* Extract to read
===============
To Each of the Addresses Named
on Schedule I of the Placement Agency
Agreement Acting Severally and Not
Jointly in the Capacities of Agent
and Purchaser or in Either Such Capacity

Dilworth Paxson LLP
1735 Market Street
3200 Mellon Bank Center
Philadelphia, PA 19103

                  RE: $300,000,000 First Mortgage Bonds,
                      1998 Medium Term Note Series ("Notes")
                      --------------------------------------

Ladies and Gentlemen:

         I am Senior Vice President-Law and Administration for Philadelphia
Suburban Water Company (the "Company").

         Pursuant to Section 5(a)(iii)(B) of the Placement Agency Agreement
between you and the Company of December 3, 1999 relating to the $300,000,000
First Mortgage Bonds, 1999 Medium Term Note Series, I have been asked to render
an opinion to you regarding certain matters involving the Company.

         In my opinion:

         (i) To the best of my knowledge, the Company has all governmental
licenses, permits, consents, orders, approvals and other authorizations
necessary to carry on its business as described in the Confidential Offering
Memorandum dated December 3, 1999 with respect to the Notes, except where the
failure to do so would not have a material adverse effect on the financial
condition of the Company.

         (ii) Except as set forth in the Confidential Offering Memorandum, there
are no actions, suits or proceedings pending (and of which the Company has
received notice) or, to the best of my knowledge, threatened against or
affecting the Company or any of its officers in their capacity as such, before
or by any Federal or state court, commission, regulatory body, administrative
agency or other governmental body, domestic or foreign, wherein an unfavorable
ruling, decision or finding is likely that would materially and adversely affect
(i) the financial condition of the Company, or (ii) the ability of the Company
to perform its obligations under the Placement Agency Agreement, the Paying
Agency Agreement, the Original Indenture (as supplemented by the Thirty-Third
Supplemental Indenture) or the Notes.
===============
* Data

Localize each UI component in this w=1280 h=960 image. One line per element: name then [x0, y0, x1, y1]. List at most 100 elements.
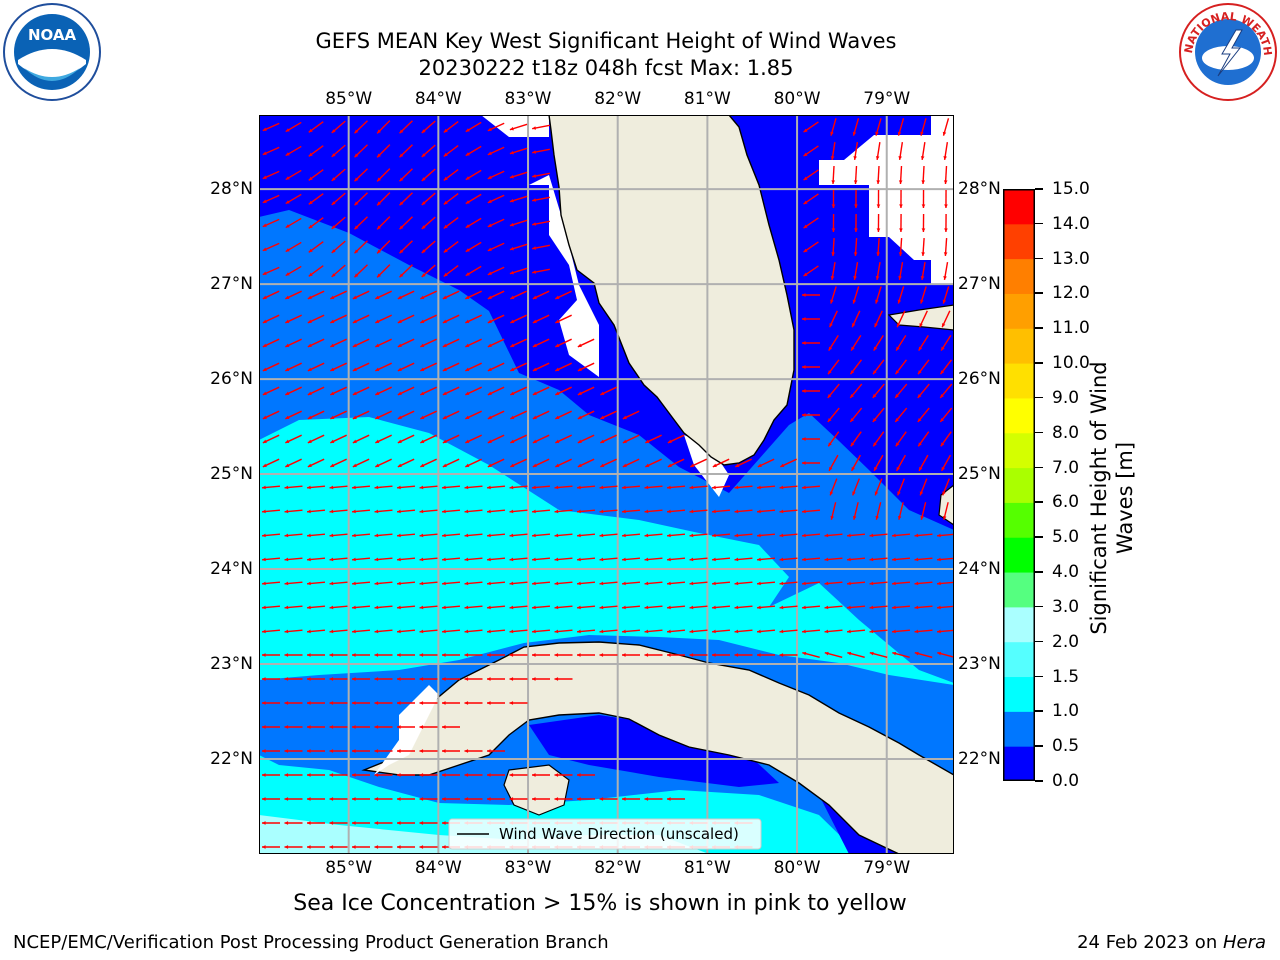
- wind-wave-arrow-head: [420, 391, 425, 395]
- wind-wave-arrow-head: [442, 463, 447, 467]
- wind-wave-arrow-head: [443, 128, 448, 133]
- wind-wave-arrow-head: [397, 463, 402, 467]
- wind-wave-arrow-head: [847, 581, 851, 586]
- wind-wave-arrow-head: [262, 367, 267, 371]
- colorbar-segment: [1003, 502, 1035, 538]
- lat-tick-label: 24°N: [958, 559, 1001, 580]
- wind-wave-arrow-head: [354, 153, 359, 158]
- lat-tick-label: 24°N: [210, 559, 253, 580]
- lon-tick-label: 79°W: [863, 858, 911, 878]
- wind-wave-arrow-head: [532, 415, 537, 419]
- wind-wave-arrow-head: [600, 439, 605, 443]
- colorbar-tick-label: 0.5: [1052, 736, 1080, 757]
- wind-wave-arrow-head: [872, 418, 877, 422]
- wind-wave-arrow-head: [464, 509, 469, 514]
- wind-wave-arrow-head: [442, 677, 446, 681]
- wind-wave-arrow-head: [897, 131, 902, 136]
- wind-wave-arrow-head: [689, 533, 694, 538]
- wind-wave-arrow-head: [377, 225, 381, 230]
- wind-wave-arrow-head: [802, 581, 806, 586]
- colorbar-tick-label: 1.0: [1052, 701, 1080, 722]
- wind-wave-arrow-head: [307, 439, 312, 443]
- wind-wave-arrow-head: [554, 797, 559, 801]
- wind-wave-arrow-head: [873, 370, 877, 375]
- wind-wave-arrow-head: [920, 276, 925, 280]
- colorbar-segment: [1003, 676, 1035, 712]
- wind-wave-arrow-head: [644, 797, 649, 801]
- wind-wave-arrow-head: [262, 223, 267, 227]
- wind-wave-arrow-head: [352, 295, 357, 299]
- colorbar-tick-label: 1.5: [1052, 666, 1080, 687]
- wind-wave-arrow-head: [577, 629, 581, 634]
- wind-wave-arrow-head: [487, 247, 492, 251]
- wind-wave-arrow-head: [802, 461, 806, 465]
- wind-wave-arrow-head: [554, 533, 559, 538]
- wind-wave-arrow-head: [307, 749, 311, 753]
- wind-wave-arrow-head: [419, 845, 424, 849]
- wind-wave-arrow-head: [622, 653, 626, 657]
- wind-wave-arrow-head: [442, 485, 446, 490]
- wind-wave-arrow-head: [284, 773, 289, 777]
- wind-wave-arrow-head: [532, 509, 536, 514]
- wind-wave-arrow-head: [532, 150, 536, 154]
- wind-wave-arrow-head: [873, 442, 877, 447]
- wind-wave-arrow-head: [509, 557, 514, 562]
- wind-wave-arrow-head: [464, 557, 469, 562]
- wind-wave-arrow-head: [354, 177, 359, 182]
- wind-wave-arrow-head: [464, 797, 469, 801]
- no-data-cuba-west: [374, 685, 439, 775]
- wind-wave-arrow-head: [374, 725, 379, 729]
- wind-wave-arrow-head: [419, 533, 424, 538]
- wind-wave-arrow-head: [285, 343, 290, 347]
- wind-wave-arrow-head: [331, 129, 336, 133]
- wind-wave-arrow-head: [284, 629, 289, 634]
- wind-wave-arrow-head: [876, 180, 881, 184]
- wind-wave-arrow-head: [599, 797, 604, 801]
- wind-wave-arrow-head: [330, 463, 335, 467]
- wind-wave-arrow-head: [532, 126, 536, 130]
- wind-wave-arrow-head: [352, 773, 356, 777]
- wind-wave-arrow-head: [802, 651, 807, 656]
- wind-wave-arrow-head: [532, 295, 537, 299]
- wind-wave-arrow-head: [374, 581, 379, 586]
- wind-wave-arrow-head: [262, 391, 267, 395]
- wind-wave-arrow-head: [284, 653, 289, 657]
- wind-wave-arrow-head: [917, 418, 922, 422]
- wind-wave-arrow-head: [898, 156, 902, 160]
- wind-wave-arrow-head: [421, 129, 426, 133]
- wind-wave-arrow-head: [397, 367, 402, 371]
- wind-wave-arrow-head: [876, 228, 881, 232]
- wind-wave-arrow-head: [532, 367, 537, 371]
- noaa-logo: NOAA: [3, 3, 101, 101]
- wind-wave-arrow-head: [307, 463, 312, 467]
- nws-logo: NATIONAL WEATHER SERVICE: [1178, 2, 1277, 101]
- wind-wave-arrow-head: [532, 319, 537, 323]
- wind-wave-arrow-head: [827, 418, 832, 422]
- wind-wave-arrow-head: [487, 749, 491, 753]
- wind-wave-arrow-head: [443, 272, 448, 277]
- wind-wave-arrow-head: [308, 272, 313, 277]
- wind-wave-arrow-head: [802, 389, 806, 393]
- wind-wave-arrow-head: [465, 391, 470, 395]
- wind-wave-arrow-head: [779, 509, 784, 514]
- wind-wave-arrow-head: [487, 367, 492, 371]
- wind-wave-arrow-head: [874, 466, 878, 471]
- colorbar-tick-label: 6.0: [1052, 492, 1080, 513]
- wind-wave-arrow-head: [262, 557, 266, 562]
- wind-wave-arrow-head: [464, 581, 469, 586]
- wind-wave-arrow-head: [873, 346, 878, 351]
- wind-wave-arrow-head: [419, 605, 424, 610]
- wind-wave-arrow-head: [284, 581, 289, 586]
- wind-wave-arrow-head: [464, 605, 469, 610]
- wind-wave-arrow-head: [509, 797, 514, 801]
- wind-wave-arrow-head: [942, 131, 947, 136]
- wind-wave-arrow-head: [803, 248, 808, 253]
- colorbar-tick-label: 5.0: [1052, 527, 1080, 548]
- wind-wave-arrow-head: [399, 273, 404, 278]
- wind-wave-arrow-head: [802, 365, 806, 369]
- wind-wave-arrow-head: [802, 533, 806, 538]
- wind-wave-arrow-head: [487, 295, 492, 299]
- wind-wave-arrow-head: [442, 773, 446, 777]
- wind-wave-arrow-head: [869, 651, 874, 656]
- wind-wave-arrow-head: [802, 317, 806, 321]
===============
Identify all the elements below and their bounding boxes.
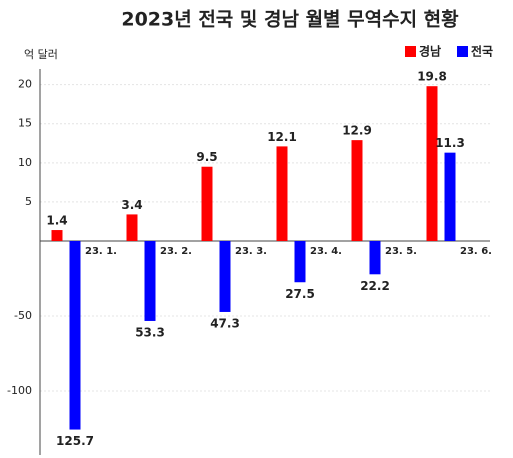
===============
* Required tasks
a: Quote from the opinion letter, starting at the words "(i) To the best" and ending after the words "of the Company.".
b: Continue the opinion letter from the point where it stops.
The data comes from a separate source and is not connected to the opinion letter.

* Answer list
a:
(i) To the best of my knowledge, the Company has all governmental
licenses, permits, consents, orders, approvals and other authorizations
necessary to carry on its business as described in the Confidential Offering
Memorandum dated December 3, 1999 with respect to the Notes, except where the
failure to do so would not have a material adverse effect on the financial
condition of the Company.

b:
<PAGE>

         (iii) The Company (a) is not in violation of its Articles of
Incorporation, by-laws or other charter documents, (b) to the best of my
knowledge, is not in default in the performance of any obligation, agreement or
condition contained in any indenture, mortgage, deed of trust, voting trust
agreement, loan agreement, note, debenture, note agreement or other evidence of
indebtedness, lease, contract or other agreement or instrument known to me to
which the Company is a party or by which it or its properties is bound or
affected where such default would likely have a material adverse effect on the
financial condition of the Company, and (c) to the best of my knowledge the
Company is not in violation of any judgment, ruling, decree, order, franchise,
license or permit known to me or any statute, rule or regulation of any court or
other governmental agency or body applicable to the business or properties of
the Company, where such violation would likely have a material adverse effect on
the financial condition of the Company.

         (iv) The execution, delivery and performance of the Placement Agency
Agreement, the Thirty-Third Supplemental Indenture, the Paying Agency Agreement
and the consummation of the transactions therein contemplated will not, of
themselves, or upon notice, lapse of time, or both, conflict with or result in a
breach of any of the terms, conditions, or provisions of, or constitute a
default under, or result in the creation or imposition of any lien, charge or
encumbrance upon any of the property or assets of the Company (except as
contemplated by the Indenture) pursuant to the terms of the charter or bylaws of
the Company, or, to the best of my knowledge, any indenture, mortgage, deed of
trust or other agreement or instrument known to me to which the Company is a
party or by which the Company may be bound and, to the best of my knowledge,
will not materially violate any judgment, ruling, decree, order, franchise,
license or permit known to me or any statute, rule or regulation of any court or
other governmental agency or body applicable to the business or properties of
the Company.

                                       2

<PAGE>

         (v) Each of the Indenture of Mortgage dated as of January 1, 1941 (the
"Original Indenture"), between the Company and The Philadelphia Company for
Insurance on Lives and Exacting Annuities (now Chase Manhattan Trust Company,
National Association, as successor in interest), as trustee (the "Trustee") and
the thirty-three indentures supplemental thereto, including the Thirty-Third
Supplemental Indenture dated as of November 15, 1999 between the Company and the
Trustee (the Original Indenture as so supplemented and amended, the "Indenture")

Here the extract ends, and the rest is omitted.